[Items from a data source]

_____

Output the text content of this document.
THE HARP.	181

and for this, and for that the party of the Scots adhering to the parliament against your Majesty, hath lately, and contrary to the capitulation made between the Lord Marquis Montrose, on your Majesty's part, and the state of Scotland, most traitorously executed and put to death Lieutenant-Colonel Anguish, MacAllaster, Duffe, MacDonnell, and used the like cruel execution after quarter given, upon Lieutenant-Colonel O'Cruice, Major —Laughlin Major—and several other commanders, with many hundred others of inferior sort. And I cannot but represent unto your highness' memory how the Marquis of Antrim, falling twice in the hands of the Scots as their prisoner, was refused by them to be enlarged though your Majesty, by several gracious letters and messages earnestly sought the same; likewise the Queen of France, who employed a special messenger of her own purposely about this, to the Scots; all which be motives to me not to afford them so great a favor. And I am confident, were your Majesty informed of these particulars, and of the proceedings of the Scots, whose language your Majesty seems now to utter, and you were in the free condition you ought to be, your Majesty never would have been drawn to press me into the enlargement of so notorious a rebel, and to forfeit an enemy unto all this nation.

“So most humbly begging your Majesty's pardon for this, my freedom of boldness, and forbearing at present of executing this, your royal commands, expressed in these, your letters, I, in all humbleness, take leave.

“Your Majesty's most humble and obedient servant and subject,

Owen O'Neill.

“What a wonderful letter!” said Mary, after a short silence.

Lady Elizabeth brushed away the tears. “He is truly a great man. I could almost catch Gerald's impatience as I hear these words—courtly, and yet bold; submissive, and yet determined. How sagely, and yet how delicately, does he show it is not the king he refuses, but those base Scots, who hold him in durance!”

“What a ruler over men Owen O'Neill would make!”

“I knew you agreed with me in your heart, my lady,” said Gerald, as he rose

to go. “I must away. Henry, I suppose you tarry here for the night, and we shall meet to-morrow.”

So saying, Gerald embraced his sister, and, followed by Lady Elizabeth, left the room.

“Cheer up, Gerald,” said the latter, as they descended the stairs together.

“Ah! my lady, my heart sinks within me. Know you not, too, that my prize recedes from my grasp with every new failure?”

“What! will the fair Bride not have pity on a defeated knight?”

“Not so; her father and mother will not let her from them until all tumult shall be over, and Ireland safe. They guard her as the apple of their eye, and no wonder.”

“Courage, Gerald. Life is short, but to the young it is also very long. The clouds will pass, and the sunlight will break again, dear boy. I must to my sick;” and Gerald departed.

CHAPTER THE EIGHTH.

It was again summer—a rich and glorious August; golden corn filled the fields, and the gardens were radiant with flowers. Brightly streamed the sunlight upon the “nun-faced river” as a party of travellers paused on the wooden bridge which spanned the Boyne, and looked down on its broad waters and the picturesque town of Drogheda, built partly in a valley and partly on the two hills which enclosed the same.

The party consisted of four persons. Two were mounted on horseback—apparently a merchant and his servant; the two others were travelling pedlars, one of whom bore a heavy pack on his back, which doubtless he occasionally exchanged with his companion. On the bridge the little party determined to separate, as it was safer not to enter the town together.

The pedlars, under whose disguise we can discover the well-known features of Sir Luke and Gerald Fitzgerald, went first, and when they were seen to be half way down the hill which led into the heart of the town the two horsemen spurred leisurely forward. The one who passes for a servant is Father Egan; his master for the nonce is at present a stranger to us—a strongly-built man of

_____

Requirement:
Take the entries above and transcribe them in full.

Solution to the exercise:
Output the text content of this document.
THE HARP.	181

and for this, and for that the party of the Scots adhering to the parliament against your Majesty, hath lately, and contrary to the capitulation made between the Lord Marquis Montrose, on your Majesty's part, and the state of Scotland, most traitorously executed and put to death Lieutenant-Colonel Anguish, MacAllaster, Duffe, MacDonnell, and used the like cruel execution after quarter given, upon Lieutenant-Colonel O'Cruice, Major —Laughlin Major—and several other commanders, with many hundred others of inferior sort. And I cannot but represent unto your highness' memory how the Marquis of Antrim, falling twice in the hands of the Scots as their prisoner, was refused by them to be enlarged though your Majesty, by several gracious letters and messages earnestly sought the same; likewise the Queen of France, who employed a special messenger of her own purposely about this, to the Scots; all which be motives to me not to afford them so great a favor. And I am confident, were your Majesty informed of these particulars, and of the proceedings of the Scots, whose language your Majesty seems now to utter, and you were in the free condition you ought to be, your Majesty never would have been drawn to press me into the enlargement of so notorious a rebel, and to forfeit an enemy unto all this nation.

“So most humbly begging your Majesty's pardon for this, my freedom of boldness, and forbearing at present of executing this, your royal commands, expressed in these, your letters, I, in all humbleness, take leave.

“Your Majesty's most humble and obedient servant and subject,

Owen O'Neill.

“What a wonderful letter!” said Mary, after a short silence.

Lady Elizabeth brushed away the tears. “He is truly a great man. I could almost catch Gerald's impatience as I hear these words—courtly, and yet bold; submissive, and yet determined. How sagely, and yet how delicately, does he show it is not the king he refuses, but those base Scots, who hold him in durance!”

“What a ruler over men Owen O'Neill would make!”

“I knew you agreed with me in your heart, my lady,” said Gerald, as he rose

to go. “I must away. Henry, I suppose you tarry here for the night, and we shall meet to-morrow.”

So saying, Gerald embraced his sister, and, followed by Lady Elizabeth, left the room.

“Cheer up, Gerald,” said the latter, as they descended the stairs together.

“Ah! my lady, my heart sinks within me. Know you not, too, that my prize recedes from my grasp with every new failure?”

“What! will the fair Bride not have pity on a defeated knight?”

“Not so; her father and mother will not let her from them until all tumult shall be over, and Ireland safe. They guard her as the apple of their eye, and no wonder.”

“Courage, Gerald. Life is short, but to the young it is also very long. The clouds will pass, and the sunlight will break again, dear boy. I must to my sick;” and Gerald departed.

CHAPTER THE EIGHTH.

It was again summer—a rich and glorious August; golden corn filled the fields, and the gardens were radiant with flowers. Brightly streamed the sunlight upon the “nun-faced river” as a party of travellers paused on the wooden bridge which spanned the Boyne, and looked down on its broad waters and the picturesque town of Drogheda, built partly in a valley and partly on the two hills which enclosed the same.

The party consisted of four persons. Two were mounted on horseback—apparently a merchant and his servant; the two others were travelling pedlars, one of whom bore a heavy pack on his back, which doubtless he occasionally exchanged with his companion. On the bridge the little party determined to separate, as it was safer not to enter the town together.

The pedlars, under whose disguise we can discover the well-known features of Sir Luke and Gerald Fitzgerald, went first, and when they were seen to be half way down the hill which led into the heart of the town the two horsemen spurred leisurely forward. The one who passes for a servant is Father Egan; his master for the nonce is at present a stranger to us—a strongly-built man of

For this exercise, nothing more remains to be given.